— START —

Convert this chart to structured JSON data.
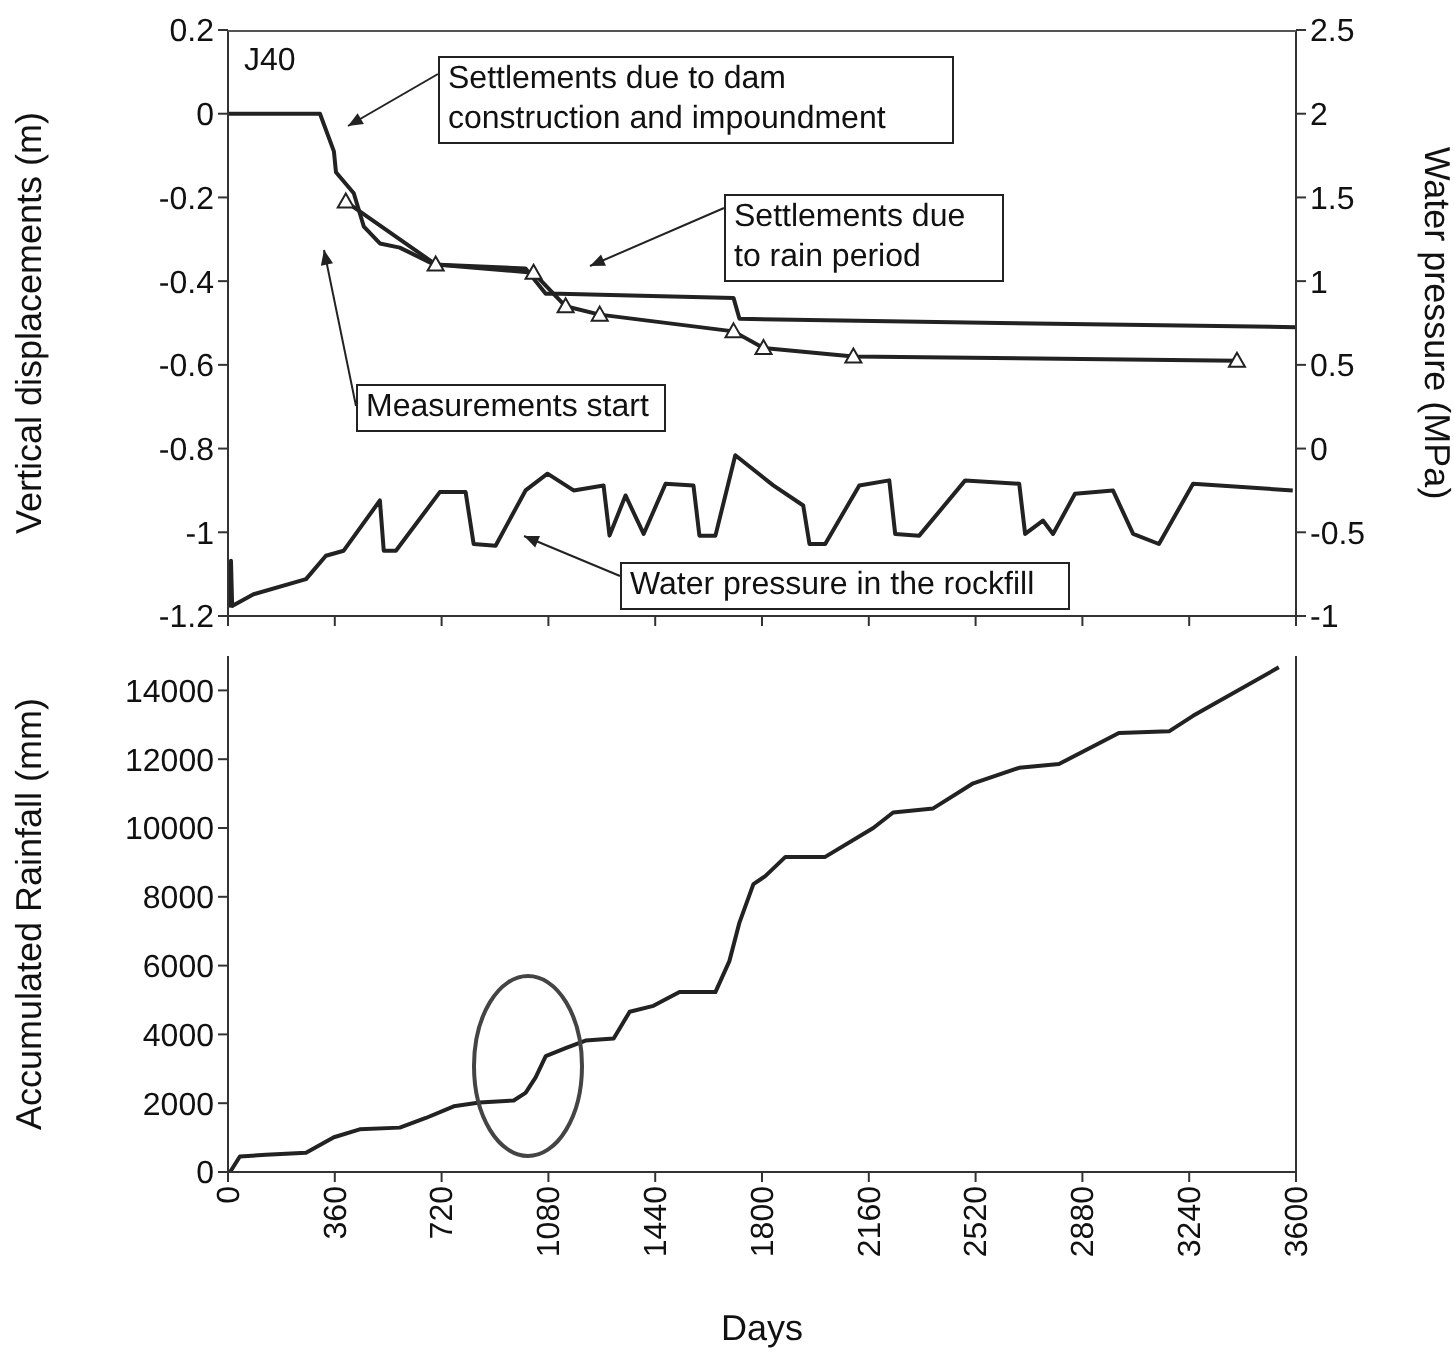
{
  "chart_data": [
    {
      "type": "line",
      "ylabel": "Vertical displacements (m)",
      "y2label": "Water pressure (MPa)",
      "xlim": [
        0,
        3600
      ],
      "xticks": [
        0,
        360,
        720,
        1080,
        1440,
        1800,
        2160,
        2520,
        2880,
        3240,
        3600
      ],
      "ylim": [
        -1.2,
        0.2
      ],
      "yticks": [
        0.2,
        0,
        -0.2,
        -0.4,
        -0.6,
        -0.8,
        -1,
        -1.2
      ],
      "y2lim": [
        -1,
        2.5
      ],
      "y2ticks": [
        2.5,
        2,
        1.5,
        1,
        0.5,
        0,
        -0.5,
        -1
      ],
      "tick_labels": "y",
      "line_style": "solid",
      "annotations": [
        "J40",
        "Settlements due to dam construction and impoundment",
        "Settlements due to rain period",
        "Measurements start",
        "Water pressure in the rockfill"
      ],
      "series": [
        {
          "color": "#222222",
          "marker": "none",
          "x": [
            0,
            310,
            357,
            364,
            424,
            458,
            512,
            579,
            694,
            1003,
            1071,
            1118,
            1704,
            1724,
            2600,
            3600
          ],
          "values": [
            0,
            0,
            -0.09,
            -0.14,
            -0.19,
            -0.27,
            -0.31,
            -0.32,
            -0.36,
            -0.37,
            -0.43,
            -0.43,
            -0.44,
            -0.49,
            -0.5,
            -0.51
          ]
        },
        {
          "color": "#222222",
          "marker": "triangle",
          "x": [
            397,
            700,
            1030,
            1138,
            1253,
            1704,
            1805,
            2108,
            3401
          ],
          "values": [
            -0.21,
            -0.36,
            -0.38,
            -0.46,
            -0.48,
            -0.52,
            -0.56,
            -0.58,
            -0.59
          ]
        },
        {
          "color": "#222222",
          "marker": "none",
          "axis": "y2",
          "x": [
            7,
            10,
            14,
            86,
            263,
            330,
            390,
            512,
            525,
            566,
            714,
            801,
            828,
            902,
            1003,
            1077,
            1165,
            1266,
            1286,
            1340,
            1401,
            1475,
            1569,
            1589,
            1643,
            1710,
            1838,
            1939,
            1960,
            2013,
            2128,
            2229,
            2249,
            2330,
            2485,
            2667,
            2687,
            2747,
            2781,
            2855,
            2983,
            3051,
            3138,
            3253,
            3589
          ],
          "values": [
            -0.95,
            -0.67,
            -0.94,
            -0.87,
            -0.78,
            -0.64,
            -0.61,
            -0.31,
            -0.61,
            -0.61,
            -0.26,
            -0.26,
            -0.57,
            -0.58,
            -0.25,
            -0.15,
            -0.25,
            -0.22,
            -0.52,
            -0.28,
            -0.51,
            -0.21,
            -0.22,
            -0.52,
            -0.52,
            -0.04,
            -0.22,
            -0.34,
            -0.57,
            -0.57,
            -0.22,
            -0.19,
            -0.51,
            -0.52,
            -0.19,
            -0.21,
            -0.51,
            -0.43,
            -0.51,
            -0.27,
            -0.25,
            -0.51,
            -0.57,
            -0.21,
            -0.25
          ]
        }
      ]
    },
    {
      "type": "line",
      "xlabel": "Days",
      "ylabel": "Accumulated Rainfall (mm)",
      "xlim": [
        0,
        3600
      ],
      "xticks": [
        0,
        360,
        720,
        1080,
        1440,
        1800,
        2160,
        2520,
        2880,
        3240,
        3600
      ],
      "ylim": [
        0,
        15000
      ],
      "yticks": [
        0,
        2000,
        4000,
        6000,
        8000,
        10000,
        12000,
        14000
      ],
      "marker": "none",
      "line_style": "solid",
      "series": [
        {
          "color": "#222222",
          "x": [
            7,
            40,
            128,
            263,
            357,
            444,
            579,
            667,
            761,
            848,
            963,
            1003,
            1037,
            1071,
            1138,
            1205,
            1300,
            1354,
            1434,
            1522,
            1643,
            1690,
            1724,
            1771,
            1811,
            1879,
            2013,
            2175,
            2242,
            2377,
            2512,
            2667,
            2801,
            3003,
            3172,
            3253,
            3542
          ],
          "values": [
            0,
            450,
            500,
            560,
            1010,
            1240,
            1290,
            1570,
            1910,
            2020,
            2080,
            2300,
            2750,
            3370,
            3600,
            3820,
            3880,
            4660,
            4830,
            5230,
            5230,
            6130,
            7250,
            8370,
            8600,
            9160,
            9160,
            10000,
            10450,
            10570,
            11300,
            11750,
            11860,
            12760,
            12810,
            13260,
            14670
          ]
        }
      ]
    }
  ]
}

— END —

**Task description**.
Give every line above again exactly, with no pictures.

**Result of this task**.
Convert this chart to structured JSON data.
{
  "chart_data": [
    {
      "type": "line",
      "ylabel": "Vertical displacements (m)",
      "y2label": "Water pressure (MPa)",
      "xlim": [
        0,
        3600
      ],
      "xticks": [
        0,
        360,
        720,
        1080,
        1440,
        1800,
        2160,
        2520,
        2880,
        3240,
        3600
      ],
      "ylim": [
        -1.2,
        0.2
      ],
      "yticks": [
        0.2,
        0,
        -0.2,
        -0.4,
        -0.6,
        -0.8,
        -1,
        -1.2
      ],
      "y2lim": [
        -1,
        2.5
      ],
      "y2ticks": [
        2.5,
        2,
        1.5,
        1,
        0.5,
        0,
        -0.5,
        -1
      ],
      "tick_labels": "y",
      "line_style": "solid",
      "annotations": [
        "J40",
        "Settlements due to dam construction and impoundment",
        "Settlements due to rain period",
        "Measurements start",
        "Water pressure in the rockfill"
      ],
      "series": [
        {
          "color": "#222222",
          "marker": "none",
          "x": [
            0,
            310,
            357,
            364,
            424,
            458,
            512,
            579,
            694,
            1003,
            1071,
            1118,
            1704,
            1724,
            2600,
            3600
          ],
          "values": [
            0,
            0,
            -0.09,
            -0.14,
            -0.19,
            -0.27,
            -0.31,
            -0.32,
            -0.36,
            -0.37,
            -0.43,
            -0.43,
            -0.44,
            -0.49,
            -0.5,
            -0.51
          ]
        },
        {
          "color": "#222222",
          "marker": "triangle",
          "x": [
            397,
            700,
            1030,
            1138,
            1253,
            1704,
            1805,
            2108,
            3401
          ],
          "values": [
            -0.21,
            -0.36,
            -0.38,
            -0.46,
            -0.48,
            -0.52,
            -0.56,
            -0.58,
            -0.59
          ]
        },
        {
          "color": "#222222",
          "marker": "none",
          "axis": "y2",
          "x": [
            7,
            10,
            14,
            86,
            263,
            330,
            390,
            512,
            525,
            566,
            714,
            801,
            828,
            902,
            1003,
            1077,
            1165,
            1266,
            1286,
            1340,
            1401,
            1475,
            1569,
            1589,
            1643,
            1710,
            1838,
            1939,
            1960,
            2013,
            2128,
            2229,
            2249,
            2330,
            2485,
            2667,
            2687,
            2747,
            2781,
            2855,
            2983,
            3051,
            3138,
            3253,
            3589
          ],
          "values": [
            -0.95,
            -0.67,
            -0.94,
            -0.87,
            -0.78,
            -0.64,
            -0.61,
            -0.31,
            -0.61,
            -0.61,
            -0.26,
            -0.26,
            -0.57,
            -0.58,
            -0.25,
            -0.15,
            -0.25,
            -0.22,
            -0.52,
            -0.28,
            -0.51,
            -0.21,
            -0.22,
            -0.52,
            -0.52,
            -0.04,
            -0.22,
            -0.34,
            -0.57,
            -0.57,
            -0.22,
            -0.19,
            -0.51,
            -0.52,
            -0.19,
            -0.21,
            -0.51,
            -0.43,
            -0.51,
            -0.27,
            -0.25,
            -0.51,
            -0.57,
            -0.21,
            -0.25
          ]
        }
      ]
    },
    {
      "type": "line",
      "xlabel": "Days",
      "ylabel": "Accumulated Rainfall (mm)",
      "xlim": [
        0,
        3600
      ],
      "xticks": [
        0,
        360,
        720,
        1080,
        1440,
        1800,
        2160,
        2520,
        2880,
        3240,
        3600
      ],
      "ylim": [
        0,
        15000
      ],
      "yticks": [
        0,
        2000,
        4000,
        6000,
        8000,
        10000,
        12000,
        14000
      ],
      "marker": "none",
      "line_style": "solid",
      "series": [
        {
          "color": "#222222",
          "x": [
            7,
            40,
            128,
            263,
            357,
            444,
            579,
            667,
            761,
            848,
            963,
            1003,
            1037,
            1071,
            1138,
            1205,
            1300,
            1354,
            1434,
            1522,
            1643,
            1690,
            1724,
            1771,
            1811,
            1879,
            2013,
            2175,
            2242,
            2377,
            2512,
            2667,
            2801,
            3003,
            3172,
            3253,
            3542
          ],
          "values": [
            0,
            450,
            500,
            560,
            1010,
            1240,
            1290,
            1570,
            1910,
            2020,
            2080,
            2300,
            2750,
            3370,
            3600,
            3820,
            3880,
            4660,
            4830,
            5230,
            5230,
            6130,
            7250,
            8370,
            8600,
            9160,
            9160,
            10000,
            10450,
            10570,
            11300,
            11750,
            11860,
            12760,
            12810,
            13260,
            14670
          ]
        }
      ]
    }
  ]
}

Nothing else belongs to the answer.